## Information shown
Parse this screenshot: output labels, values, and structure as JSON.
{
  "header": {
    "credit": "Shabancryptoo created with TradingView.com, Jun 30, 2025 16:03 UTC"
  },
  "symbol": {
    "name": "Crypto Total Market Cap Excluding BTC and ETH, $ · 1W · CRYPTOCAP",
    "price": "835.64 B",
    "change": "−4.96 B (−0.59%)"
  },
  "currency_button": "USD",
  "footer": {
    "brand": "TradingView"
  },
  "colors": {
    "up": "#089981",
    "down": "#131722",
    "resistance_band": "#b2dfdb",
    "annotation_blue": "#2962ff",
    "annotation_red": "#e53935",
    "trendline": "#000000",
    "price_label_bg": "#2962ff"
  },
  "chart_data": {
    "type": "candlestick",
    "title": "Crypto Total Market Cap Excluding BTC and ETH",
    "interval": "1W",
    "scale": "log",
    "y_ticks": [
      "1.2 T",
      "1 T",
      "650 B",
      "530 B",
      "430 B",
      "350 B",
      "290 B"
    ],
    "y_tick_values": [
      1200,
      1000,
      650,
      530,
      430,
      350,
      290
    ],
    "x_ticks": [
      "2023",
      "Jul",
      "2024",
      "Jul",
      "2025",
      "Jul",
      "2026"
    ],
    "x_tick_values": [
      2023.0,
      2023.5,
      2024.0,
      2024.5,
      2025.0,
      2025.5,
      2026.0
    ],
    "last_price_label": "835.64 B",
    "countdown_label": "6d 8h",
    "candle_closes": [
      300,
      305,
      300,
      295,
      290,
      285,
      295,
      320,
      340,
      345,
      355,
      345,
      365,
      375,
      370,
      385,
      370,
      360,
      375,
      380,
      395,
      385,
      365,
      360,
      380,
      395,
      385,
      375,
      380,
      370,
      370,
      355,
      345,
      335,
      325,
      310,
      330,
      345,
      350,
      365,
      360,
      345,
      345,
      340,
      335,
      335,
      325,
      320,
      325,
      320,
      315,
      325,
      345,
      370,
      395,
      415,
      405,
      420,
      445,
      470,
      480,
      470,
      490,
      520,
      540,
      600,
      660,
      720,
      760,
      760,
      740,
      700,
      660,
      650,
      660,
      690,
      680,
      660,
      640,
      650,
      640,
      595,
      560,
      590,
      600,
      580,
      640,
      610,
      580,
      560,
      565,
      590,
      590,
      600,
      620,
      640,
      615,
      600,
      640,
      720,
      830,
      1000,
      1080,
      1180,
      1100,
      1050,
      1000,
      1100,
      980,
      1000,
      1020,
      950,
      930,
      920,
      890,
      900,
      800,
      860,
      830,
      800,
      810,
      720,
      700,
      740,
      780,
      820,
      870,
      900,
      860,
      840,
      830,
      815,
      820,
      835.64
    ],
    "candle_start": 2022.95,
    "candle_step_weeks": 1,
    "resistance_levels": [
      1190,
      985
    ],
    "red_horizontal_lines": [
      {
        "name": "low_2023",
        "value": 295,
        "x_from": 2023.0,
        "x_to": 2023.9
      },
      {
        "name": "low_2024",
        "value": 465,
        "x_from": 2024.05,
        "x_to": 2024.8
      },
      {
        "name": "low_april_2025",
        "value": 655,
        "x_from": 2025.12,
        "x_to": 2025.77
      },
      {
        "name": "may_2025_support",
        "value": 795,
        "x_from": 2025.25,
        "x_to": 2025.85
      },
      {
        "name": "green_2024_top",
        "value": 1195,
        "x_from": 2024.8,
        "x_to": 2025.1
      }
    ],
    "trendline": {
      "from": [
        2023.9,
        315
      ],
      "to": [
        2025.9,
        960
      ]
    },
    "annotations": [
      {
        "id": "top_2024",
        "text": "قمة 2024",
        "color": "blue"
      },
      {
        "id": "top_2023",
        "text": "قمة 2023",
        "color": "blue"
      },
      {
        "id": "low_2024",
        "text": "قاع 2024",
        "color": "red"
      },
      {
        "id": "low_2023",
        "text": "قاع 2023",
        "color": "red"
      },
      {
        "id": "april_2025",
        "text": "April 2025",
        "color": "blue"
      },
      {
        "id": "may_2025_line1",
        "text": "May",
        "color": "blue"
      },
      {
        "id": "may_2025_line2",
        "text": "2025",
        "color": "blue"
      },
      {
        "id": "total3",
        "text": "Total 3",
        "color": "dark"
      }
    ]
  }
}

## Task brief
For each line of the listing that holds the word "TradingView", show that line.

## Result of the exercise
    "credit": "Shabancryptoo created with TradingView.com, Jun 30, 2025 16:03 UTC"
    "brand": "TradingView"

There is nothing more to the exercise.